━━━ Input material ━━━

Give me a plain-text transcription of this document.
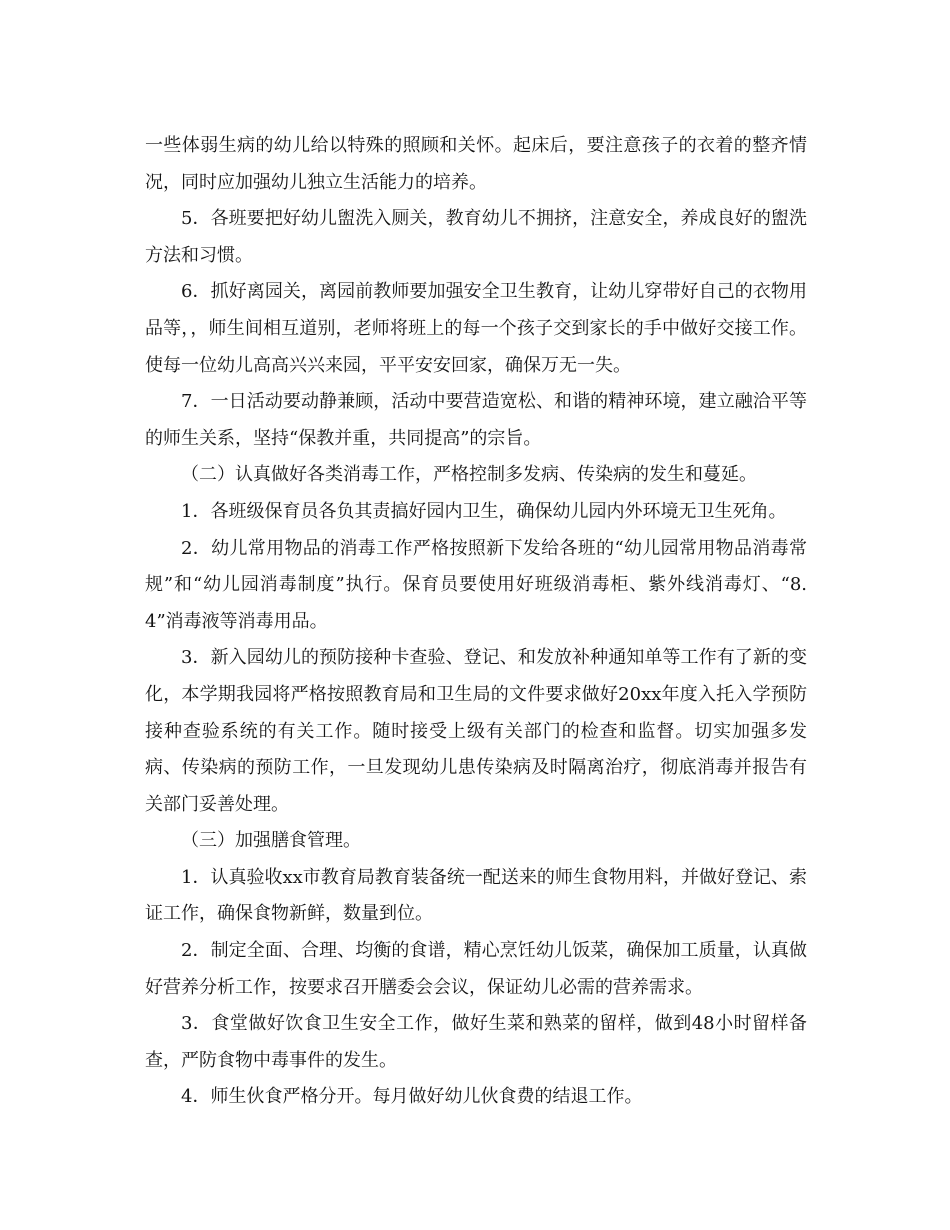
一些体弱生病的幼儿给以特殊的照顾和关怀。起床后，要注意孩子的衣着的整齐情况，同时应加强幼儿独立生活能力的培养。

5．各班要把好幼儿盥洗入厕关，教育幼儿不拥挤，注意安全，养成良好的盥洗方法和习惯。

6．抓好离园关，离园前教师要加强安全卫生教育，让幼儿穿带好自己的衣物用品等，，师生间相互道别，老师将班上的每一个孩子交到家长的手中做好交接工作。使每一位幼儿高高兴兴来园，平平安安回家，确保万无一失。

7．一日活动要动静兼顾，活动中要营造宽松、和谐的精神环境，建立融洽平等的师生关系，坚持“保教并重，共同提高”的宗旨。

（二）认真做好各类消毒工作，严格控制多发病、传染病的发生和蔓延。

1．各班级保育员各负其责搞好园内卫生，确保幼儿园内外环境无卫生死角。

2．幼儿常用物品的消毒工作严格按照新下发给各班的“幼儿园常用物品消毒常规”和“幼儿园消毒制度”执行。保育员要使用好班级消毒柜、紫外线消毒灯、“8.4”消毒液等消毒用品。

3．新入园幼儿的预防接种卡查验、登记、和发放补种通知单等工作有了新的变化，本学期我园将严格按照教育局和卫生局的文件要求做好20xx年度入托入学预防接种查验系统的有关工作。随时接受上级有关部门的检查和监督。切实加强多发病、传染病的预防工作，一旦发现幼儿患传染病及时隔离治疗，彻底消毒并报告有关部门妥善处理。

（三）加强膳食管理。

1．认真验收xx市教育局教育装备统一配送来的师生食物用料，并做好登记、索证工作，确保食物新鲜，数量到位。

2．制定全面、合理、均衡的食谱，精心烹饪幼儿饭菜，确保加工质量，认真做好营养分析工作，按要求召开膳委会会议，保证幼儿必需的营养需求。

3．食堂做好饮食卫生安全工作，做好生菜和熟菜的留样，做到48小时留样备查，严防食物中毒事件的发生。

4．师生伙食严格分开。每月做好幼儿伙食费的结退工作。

━━━
━━━ Input material ━━━

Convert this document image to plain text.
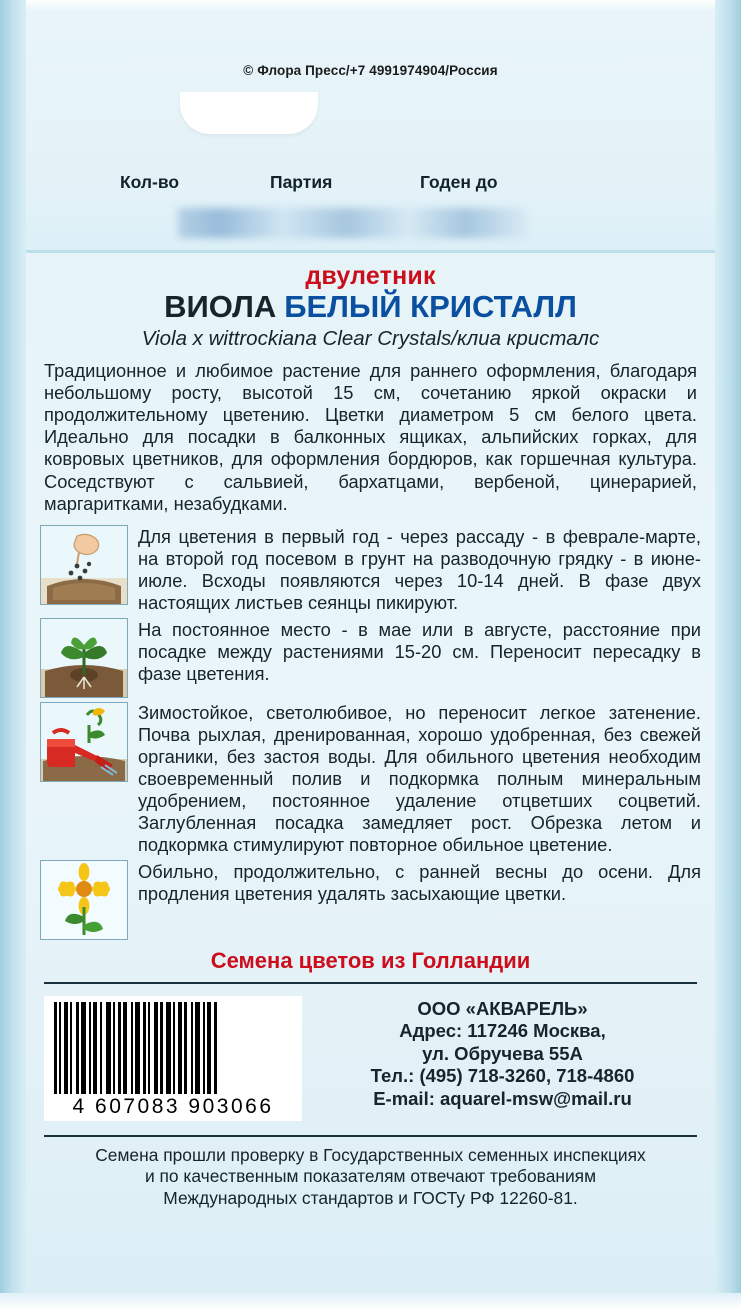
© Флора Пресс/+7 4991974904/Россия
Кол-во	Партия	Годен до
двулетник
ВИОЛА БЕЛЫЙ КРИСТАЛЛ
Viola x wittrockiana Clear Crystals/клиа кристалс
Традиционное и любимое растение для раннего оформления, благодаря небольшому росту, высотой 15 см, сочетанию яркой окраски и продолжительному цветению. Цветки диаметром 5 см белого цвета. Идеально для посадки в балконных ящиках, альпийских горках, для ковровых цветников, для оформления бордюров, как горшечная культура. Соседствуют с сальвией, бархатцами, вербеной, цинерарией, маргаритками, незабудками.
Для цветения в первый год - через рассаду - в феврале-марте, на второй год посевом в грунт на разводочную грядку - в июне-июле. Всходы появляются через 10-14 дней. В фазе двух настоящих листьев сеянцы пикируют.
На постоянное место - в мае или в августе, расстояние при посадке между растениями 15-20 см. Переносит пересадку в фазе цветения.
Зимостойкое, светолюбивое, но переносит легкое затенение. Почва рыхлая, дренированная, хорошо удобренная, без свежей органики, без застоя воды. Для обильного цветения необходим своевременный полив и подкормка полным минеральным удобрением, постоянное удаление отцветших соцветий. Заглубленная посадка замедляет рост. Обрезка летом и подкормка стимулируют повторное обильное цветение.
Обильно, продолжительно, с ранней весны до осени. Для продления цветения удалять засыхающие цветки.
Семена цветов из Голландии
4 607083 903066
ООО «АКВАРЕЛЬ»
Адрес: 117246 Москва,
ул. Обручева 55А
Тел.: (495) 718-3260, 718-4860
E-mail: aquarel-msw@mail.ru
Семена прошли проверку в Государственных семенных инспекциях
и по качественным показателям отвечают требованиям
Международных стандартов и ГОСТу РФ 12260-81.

━━━
━━━ Input material ━━━

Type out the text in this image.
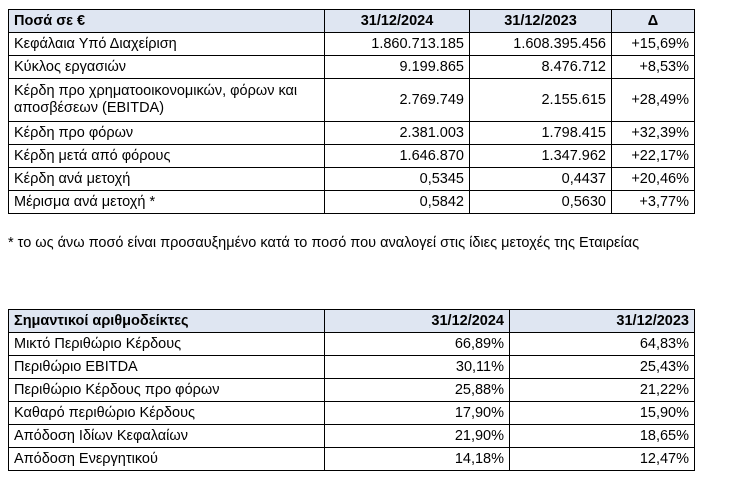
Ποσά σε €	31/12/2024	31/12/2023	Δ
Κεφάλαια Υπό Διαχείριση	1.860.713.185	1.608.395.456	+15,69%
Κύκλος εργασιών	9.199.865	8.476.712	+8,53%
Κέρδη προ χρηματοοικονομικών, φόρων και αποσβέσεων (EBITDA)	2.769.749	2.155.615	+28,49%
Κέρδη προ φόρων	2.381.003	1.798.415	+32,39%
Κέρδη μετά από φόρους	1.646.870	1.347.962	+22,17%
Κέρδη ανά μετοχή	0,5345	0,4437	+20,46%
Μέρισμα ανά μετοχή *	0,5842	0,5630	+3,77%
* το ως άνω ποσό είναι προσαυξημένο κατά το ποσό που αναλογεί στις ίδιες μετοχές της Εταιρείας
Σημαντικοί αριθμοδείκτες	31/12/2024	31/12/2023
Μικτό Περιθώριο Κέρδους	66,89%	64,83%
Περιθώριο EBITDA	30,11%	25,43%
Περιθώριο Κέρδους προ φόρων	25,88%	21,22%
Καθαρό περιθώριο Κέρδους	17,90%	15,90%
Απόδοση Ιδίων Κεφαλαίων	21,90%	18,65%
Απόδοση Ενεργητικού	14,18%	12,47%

━━━

*Exercise instructions*
Pull every line containing "Απόδοση" out of the data above.

*The solution*
Απόδοση Ιδίων Κεφαλαίων	21,90%	18,65%
Απόδοση Ενεργητικού	14,18%	12,47%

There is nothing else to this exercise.